(Dataset items)
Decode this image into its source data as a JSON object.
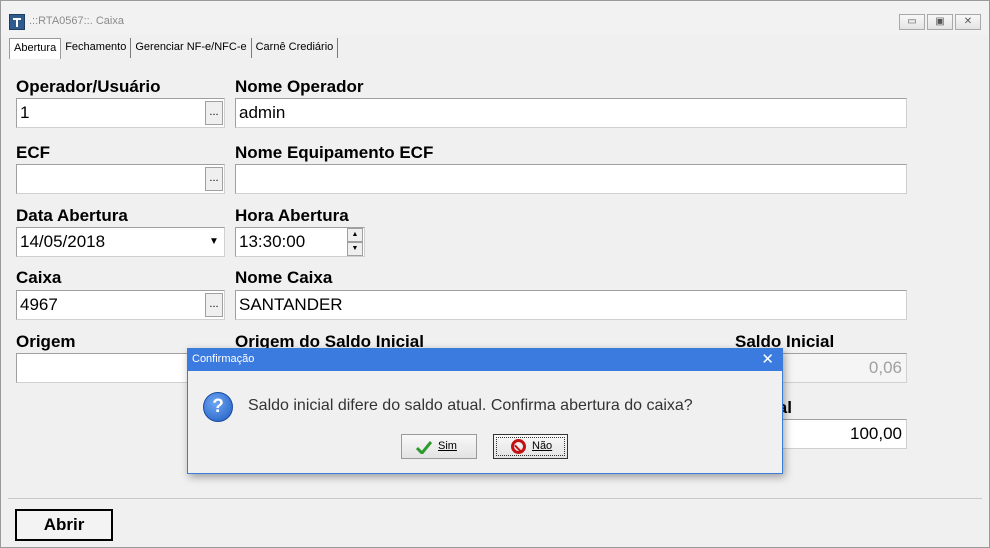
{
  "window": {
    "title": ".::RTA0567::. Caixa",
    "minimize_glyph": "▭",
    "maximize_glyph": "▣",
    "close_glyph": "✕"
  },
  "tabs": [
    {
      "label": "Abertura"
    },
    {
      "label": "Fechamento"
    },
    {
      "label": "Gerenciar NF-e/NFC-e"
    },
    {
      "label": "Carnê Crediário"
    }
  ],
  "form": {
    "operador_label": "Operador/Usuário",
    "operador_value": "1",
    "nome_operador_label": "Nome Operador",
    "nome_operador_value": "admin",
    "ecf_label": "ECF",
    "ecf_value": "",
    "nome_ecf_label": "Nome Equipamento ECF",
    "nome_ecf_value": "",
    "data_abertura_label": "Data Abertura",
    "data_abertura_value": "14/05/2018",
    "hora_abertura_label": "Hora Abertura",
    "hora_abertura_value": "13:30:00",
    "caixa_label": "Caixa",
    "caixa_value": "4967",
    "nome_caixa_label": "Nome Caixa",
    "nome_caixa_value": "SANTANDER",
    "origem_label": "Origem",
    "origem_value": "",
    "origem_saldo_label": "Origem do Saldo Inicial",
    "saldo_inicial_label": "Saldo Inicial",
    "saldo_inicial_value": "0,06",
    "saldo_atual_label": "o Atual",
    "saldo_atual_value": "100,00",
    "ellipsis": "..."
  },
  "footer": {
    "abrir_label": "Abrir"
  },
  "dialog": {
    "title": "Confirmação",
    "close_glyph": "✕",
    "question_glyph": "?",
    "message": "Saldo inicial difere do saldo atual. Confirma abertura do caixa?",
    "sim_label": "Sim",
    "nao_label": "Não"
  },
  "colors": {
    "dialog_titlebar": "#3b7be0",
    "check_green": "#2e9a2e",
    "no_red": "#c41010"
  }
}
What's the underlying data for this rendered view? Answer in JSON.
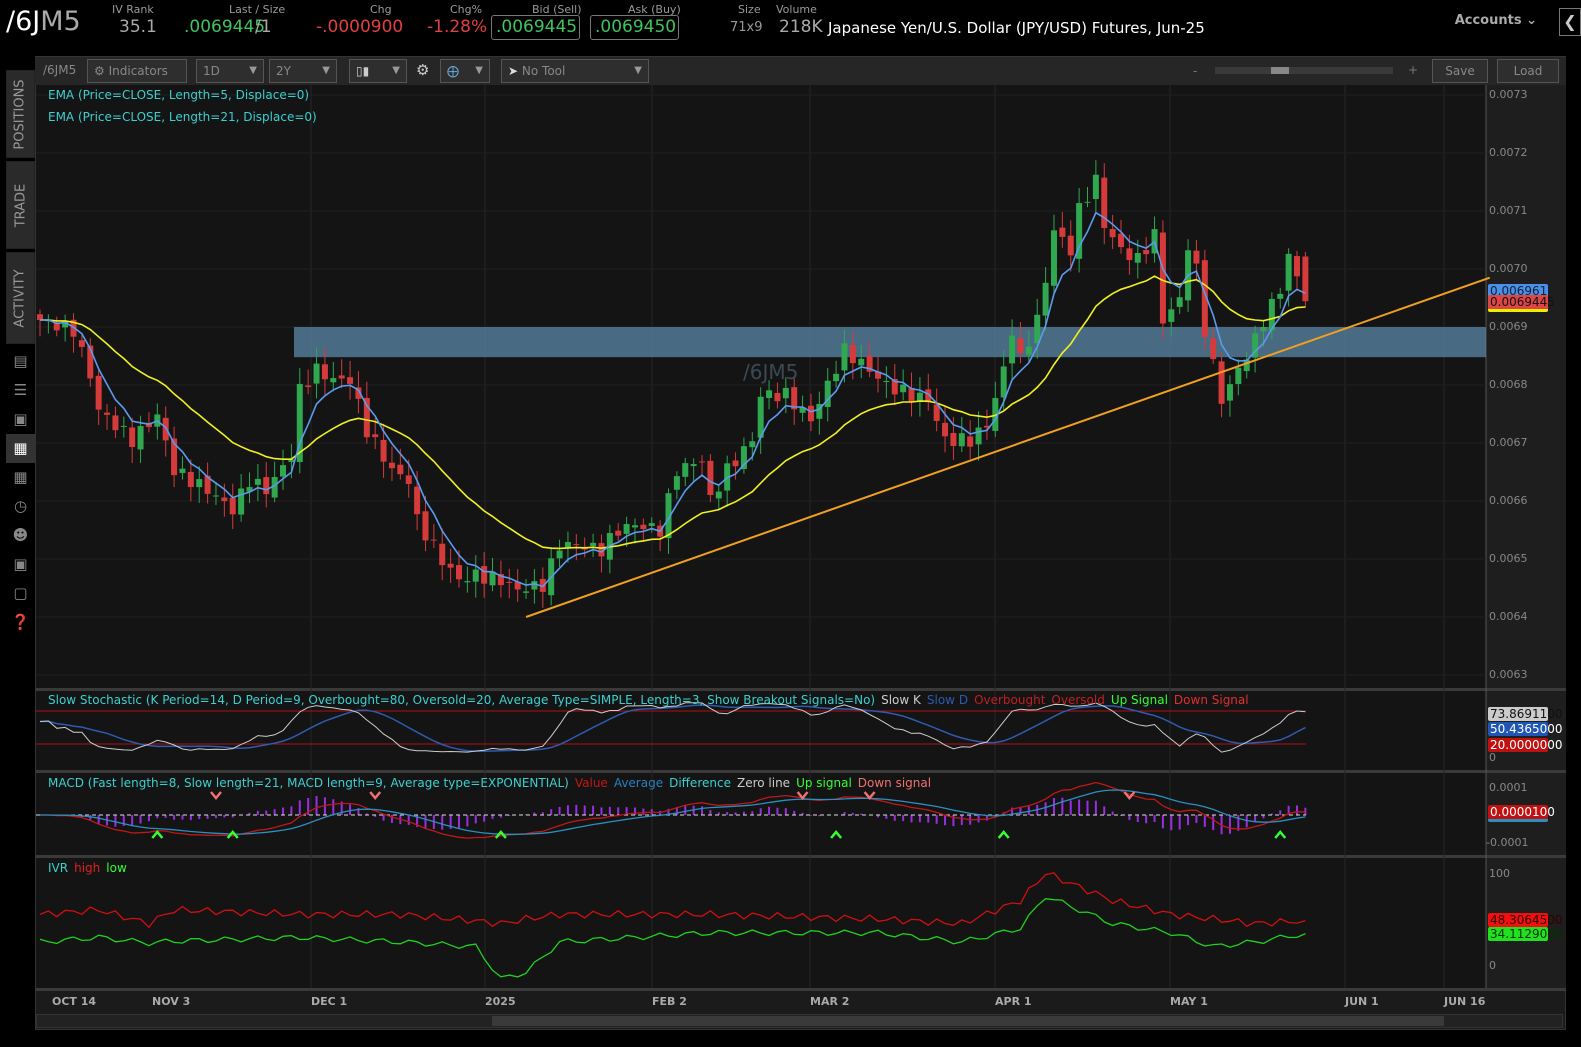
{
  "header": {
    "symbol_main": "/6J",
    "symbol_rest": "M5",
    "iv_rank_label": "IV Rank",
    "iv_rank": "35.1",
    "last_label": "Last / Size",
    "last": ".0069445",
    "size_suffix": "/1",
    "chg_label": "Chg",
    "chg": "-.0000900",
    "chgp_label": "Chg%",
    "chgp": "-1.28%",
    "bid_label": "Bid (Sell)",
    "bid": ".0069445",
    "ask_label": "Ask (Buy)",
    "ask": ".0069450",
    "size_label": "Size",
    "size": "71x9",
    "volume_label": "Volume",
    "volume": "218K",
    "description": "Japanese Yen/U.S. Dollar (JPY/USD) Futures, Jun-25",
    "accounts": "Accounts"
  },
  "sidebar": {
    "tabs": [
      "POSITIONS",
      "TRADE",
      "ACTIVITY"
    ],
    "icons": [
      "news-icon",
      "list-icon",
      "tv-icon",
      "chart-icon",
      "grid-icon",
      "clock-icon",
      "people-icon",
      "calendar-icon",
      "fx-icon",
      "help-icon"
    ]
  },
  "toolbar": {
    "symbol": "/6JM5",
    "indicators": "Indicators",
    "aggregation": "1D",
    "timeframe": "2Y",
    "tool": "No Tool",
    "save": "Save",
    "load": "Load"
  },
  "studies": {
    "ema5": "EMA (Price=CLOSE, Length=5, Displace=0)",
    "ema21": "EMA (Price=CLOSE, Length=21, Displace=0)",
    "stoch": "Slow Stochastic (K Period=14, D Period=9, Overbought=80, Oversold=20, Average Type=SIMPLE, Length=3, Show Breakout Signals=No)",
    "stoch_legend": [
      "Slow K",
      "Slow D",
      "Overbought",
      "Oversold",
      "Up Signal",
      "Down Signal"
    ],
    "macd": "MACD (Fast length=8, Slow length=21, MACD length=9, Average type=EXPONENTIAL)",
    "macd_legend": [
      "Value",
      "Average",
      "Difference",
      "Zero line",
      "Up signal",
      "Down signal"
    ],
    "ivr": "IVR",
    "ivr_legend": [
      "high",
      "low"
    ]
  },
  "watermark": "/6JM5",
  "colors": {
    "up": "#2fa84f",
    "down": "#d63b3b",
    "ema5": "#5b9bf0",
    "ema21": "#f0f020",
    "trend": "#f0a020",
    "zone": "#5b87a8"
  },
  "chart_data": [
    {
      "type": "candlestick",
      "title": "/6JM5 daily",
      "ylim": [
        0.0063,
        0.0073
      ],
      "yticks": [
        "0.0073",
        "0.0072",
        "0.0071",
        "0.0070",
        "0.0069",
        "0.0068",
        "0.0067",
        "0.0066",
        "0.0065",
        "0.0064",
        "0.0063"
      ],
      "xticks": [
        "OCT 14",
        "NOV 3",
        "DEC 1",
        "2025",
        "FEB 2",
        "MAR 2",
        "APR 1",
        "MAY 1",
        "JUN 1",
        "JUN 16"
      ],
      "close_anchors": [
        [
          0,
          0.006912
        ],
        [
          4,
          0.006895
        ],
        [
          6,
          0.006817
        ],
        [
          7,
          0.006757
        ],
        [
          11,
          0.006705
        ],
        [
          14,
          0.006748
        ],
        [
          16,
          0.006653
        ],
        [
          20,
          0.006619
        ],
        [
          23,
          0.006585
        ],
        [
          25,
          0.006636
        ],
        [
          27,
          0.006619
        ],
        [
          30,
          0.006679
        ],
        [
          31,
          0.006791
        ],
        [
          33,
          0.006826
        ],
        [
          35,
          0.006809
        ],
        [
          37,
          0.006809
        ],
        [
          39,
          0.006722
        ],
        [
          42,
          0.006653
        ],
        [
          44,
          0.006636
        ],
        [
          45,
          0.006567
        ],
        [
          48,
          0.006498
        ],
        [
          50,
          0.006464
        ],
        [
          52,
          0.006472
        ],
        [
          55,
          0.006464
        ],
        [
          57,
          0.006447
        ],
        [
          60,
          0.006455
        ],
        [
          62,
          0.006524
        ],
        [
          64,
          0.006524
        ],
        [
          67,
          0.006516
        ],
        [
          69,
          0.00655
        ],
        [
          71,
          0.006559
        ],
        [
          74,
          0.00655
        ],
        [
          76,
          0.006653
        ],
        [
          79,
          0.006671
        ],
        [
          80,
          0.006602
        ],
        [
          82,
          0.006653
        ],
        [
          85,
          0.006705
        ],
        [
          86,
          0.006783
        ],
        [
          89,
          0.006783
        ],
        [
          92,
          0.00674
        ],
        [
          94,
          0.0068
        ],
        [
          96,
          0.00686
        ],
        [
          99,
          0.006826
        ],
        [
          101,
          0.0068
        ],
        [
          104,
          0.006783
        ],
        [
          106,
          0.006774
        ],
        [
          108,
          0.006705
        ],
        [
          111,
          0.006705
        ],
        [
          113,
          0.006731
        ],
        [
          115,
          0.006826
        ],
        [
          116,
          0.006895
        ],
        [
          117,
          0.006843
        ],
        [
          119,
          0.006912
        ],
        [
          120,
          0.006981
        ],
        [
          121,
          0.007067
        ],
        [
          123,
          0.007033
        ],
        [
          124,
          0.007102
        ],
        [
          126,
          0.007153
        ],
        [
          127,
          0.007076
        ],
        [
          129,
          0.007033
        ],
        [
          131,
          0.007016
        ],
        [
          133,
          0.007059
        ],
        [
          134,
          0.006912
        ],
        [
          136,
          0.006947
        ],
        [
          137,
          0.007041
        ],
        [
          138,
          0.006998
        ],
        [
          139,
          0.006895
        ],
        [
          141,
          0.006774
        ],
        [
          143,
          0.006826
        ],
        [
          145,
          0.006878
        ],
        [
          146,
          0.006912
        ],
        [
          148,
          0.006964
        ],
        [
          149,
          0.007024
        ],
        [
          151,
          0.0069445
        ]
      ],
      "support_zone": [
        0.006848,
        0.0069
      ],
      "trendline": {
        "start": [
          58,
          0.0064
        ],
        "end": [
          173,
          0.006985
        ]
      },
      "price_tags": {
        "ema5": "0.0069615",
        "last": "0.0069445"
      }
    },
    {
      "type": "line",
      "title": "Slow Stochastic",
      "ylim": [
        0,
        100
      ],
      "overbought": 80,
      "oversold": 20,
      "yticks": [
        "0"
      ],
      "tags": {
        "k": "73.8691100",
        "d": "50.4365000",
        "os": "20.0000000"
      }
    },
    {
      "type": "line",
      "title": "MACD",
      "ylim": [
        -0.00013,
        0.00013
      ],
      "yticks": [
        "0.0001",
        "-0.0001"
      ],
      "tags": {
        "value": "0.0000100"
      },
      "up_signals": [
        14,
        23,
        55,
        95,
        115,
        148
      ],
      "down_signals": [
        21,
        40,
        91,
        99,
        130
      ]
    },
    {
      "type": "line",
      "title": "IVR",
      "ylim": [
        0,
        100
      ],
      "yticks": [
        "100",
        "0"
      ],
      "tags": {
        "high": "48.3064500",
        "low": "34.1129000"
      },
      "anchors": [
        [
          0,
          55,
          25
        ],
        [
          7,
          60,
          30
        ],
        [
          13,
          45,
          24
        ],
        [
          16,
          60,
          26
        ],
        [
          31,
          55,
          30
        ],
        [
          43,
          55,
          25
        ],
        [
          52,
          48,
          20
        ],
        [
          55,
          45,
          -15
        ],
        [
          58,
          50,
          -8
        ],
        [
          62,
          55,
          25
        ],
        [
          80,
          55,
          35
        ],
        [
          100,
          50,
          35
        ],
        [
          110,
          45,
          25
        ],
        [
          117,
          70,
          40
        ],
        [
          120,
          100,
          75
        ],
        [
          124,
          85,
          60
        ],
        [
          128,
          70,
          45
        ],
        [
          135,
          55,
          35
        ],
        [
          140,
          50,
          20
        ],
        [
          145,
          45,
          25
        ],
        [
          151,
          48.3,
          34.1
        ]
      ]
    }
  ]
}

* _GIVEN PROBLEM_
Among the records above, how many lines carry the string "Slow"? Reply with the number alone.

* _ANSWER TO THIS EXERCISE_
5